Narrow the data below down to the lines containing "products".

-- Start Input data --

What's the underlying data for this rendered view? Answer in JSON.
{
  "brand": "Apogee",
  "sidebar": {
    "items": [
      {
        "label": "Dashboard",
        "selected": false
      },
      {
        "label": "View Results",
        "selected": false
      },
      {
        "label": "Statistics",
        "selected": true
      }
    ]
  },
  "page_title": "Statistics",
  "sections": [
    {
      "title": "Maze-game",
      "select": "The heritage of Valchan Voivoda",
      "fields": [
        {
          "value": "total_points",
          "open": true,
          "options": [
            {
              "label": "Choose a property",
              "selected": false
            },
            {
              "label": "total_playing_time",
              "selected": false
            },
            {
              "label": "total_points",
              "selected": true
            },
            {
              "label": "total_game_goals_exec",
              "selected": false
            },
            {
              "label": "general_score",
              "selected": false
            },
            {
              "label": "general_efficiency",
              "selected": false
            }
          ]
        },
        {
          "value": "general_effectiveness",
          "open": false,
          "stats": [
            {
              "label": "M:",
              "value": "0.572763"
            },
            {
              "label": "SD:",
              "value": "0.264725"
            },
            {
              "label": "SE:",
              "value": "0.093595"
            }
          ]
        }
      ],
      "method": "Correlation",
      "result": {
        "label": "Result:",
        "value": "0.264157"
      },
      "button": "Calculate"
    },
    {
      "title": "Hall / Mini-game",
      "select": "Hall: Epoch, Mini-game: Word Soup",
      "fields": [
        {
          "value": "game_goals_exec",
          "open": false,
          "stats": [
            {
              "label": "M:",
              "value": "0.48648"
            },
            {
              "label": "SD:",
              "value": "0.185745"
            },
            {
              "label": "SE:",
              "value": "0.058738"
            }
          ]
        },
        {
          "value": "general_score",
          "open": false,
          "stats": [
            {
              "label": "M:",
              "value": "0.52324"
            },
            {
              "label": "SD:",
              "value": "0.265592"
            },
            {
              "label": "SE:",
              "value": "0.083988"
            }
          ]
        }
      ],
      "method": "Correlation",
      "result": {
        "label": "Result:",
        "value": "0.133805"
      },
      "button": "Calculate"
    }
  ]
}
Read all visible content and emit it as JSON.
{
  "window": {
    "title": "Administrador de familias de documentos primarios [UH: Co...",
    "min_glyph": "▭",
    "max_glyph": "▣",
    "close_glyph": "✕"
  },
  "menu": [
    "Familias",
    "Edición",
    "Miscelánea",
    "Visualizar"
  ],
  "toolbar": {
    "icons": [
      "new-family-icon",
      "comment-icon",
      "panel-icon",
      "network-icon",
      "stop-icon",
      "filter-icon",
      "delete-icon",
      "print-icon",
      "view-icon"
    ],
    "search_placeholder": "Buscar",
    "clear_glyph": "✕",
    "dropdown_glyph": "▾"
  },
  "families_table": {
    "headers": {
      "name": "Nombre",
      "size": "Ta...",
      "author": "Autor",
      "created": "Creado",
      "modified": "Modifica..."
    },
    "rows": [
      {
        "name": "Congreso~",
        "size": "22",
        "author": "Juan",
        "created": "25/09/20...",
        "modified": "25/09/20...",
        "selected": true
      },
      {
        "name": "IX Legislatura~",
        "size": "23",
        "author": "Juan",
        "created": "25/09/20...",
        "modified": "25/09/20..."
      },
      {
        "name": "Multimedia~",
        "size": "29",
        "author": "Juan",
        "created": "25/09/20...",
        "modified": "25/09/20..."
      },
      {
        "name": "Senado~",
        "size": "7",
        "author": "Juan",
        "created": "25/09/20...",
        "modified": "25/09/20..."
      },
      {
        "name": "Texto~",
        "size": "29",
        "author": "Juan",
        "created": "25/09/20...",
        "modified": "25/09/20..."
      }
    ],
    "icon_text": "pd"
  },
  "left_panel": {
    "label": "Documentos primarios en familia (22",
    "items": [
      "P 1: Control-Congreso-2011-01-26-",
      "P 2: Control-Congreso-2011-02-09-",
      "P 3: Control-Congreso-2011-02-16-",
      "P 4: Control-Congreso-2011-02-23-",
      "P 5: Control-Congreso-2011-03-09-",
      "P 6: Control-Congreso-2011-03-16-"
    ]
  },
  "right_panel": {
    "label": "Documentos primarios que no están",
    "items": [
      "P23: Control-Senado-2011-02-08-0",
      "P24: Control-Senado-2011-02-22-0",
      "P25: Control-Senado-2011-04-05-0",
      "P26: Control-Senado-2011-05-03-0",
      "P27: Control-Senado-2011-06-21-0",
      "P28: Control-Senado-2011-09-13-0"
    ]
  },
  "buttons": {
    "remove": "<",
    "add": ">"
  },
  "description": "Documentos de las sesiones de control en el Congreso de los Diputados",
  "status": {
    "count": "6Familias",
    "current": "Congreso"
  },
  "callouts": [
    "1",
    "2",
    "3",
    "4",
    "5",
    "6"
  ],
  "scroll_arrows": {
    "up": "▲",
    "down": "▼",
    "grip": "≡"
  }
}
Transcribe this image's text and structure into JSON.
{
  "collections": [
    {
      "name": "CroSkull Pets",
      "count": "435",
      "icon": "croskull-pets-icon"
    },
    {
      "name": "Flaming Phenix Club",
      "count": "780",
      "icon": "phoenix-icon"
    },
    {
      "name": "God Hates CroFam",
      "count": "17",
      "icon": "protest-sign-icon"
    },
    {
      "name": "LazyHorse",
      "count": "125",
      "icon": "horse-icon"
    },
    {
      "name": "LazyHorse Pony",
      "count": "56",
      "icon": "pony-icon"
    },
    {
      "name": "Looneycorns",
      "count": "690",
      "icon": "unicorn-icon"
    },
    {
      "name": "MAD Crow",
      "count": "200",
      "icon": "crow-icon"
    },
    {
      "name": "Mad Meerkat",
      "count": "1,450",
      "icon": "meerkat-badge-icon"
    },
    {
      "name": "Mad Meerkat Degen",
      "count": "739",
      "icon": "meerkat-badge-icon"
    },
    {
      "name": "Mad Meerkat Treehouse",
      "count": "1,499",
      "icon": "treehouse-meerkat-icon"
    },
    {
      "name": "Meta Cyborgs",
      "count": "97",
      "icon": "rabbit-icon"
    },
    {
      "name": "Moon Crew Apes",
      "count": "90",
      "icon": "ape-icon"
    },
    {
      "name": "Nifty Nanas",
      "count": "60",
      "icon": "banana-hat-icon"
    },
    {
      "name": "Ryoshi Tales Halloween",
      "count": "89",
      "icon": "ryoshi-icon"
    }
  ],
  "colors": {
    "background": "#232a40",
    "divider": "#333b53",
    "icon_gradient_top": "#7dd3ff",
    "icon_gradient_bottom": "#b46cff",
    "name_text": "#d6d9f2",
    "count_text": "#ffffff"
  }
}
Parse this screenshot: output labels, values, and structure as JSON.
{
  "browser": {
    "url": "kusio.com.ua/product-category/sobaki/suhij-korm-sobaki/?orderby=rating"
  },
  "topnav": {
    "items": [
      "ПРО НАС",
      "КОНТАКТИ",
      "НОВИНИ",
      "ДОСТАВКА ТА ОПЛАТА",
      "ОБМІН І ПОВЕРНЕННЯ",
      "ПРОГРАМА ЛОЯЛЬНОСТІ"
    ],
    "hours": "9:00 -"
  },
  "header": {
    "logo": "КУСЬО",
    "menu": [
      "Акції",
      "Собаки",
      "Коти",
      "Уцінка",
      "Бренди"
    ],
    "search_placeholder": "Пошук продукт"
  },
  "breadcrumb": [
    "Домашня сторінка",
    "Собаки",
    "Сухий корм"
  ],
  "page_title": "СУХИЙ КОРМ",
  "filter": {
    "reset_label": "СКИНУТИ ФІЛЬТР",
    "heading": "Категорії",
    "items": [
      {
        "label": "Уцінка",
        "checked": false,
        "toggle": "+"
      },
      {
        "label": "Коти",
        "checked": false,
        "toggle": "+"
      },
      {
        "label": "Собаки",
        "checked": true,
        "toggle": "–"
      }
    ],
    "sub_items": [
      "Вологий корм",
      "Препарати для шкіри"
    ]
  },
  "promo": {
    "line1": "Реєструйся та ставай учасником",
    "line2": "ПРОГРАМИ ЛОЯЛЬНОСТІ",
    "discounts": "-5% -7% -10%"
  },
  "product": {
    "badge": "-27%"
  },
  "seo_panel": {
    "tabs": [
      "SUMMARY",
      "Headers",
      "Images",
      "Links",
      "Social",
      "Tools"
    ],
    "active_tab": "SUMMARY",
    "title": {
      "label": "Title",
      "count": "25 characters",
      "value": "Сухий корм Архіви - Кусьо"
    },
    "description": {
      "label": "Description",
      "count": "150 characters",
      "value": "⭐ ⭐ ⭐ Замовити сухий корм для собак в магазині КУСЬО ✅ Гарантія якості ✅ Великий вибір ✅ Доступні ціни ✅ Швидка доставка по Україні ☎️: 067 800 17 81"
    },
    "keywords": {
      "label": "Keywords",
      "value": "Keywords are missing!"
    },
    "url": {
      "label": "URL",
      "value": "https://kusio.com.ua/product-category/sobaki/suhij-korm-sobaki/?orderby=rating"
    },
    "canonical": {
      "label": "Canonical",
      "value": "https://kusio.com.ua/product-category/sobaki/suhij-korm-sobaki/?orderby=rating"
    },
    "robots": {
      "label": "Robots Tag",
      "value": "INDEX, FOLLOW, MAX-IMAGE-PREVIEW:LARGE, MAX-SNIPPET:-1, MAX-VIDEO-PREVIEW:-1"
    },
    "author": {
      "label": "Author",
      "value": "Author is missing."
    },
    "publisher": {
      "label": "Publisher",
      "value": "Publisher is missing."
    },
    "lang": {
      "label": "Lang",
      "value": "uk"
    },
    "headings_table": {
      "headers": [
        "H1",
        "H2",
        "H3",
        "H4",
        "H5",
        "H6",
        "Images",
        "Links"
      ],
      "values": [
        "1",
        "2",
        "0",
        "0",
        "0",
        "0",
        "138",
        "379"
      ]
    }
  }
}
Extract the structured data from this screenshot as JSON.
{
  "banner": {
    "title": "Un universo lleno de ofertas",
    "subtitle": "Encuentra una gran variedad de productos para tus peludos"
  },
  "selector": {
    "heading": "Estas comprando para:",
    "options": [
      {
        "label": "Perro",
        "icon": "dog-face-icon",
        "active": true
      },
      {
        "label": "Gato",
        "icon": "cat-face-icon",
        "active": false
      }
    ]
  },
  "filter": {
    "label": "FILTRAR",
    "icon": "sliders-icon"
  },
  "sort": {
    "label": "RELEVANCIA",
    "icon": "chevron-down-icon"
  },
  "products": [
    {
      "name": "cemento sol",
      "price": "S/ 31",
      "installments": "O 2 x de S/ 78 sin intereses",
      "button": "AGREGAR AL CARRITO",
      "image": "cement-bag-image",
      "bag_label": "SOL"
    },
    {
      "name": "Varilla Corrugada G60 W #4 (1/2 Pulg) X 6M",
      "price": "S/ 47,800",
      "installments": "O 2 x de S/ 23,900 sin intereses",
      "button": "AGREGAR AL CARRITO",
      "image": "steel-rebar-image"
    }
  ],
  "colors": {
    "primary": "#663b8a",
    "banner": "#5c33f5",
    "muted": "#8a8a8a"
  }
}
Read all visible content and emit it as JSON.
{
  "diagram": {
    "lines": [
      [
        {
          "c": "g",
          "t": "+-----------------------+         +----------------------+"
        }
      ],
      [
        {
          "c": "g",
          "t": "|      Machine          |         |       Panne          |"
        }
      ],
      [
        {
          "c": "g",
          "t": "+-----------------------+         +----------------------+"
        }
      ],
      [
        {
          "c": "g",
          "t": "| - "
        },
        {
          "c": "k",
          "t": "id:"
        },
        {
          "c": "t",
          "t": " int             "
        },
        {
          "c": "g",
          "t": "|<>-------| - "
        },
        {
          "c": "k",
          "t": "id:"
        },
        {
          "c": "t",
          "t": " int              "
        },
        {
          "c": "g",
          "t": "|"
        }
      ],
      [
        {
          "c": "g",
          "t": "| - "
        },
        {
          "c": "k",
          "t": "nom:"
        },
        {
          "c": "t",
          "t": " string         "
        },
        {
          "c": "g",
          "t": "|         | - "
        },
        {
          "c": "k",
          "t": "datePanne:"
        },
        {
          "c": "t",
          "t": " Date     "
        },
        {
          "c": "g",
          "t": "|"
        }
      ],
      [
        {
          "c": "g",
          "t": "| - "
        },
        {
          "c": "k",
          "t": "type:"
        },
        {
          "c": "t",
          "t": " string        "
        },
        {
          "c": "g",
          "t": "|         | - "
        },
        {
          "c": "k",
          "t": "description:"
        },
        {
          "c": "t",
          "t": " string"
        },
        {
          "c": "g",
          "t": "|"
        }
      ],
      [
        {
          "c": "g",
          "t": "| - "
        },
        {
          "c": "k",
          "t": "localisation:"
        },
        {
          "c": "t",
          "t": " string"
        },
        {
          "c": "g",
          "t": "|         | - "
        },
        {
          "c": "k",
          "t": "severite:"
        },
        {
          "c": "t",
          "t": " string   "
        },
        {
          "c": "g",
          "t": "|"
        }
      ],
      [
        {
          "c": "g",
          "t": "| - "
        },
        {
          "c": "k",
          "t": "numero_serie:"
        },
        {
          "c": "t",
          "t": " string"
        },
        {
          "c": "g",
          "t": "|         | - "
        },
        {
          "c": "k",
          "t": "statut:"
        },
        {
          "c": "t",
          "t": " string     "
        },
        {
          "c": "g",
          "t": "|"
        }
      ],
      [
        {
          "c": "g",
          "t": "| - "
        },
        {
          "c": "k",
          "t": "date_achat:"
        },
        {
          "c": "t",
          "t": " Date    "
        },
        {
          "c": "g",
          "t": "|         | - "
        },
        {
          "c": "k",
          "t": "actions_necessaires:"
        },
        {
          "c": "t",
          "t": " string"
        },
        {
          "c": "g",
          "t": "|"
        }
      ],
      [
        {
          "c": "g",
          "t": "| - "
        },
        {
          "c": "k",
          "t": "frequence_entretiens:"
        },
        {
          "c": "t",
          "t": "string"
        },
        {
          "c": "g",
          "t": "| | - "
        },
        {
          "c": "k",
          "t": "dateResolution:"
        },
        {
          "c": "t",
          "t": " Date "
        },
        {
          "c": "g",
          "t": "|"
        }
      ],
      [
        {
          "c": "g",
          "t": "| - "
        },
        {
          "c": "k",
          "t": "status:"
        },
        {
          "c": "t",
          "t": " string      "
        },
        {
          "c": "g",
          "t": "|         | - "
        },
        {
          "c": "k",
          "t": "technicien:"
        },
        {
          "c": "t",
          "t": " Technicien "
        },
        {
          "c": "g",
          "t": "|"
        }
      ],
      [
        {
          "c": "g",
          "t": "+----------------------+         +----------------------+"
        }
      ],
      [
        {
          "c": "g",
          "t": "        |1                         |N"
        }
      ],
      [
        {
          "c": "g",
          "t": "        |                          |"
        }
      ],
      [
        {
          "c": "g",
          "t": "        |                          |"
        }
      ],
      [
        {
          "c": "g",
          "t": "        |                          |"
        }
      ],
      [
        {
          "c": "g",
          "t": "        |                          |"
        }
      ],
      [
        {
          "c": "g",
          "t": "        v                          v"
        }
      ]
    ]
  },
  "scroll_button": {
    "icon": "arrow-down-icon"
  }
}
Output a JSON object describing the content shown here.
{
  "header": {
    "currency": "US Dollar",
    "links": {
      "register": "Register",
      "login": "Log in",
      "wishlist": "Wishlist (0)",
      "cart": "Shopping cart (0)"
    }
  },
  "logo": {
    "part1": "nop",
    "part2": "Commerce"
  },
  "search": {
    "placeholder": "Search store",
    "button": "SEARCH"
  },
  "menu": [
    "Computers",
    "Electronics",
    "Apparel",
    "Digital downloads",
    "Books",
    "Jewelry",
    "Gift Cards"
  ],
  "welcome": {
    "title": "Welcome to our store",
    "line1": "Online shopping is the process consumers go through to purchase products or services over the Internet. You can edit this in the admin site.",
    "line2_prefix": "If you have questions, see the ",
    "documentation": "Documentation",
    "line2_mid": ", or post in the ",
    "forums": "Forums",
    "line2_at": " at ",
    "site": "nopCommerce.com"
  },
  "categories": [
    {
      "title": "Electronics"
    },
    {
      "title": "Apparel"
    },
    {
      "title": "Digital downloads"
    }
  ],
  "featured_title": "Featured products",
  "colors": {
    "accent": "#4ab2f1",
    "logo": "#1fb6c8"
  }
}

-- End Input data --

Exercise solution:
  "products": [
    "line1": "Online shopping is the process consumers go through to purchase products or services over the Internet. You can edit this in the admin site.",
  "featured_title": "Featured products",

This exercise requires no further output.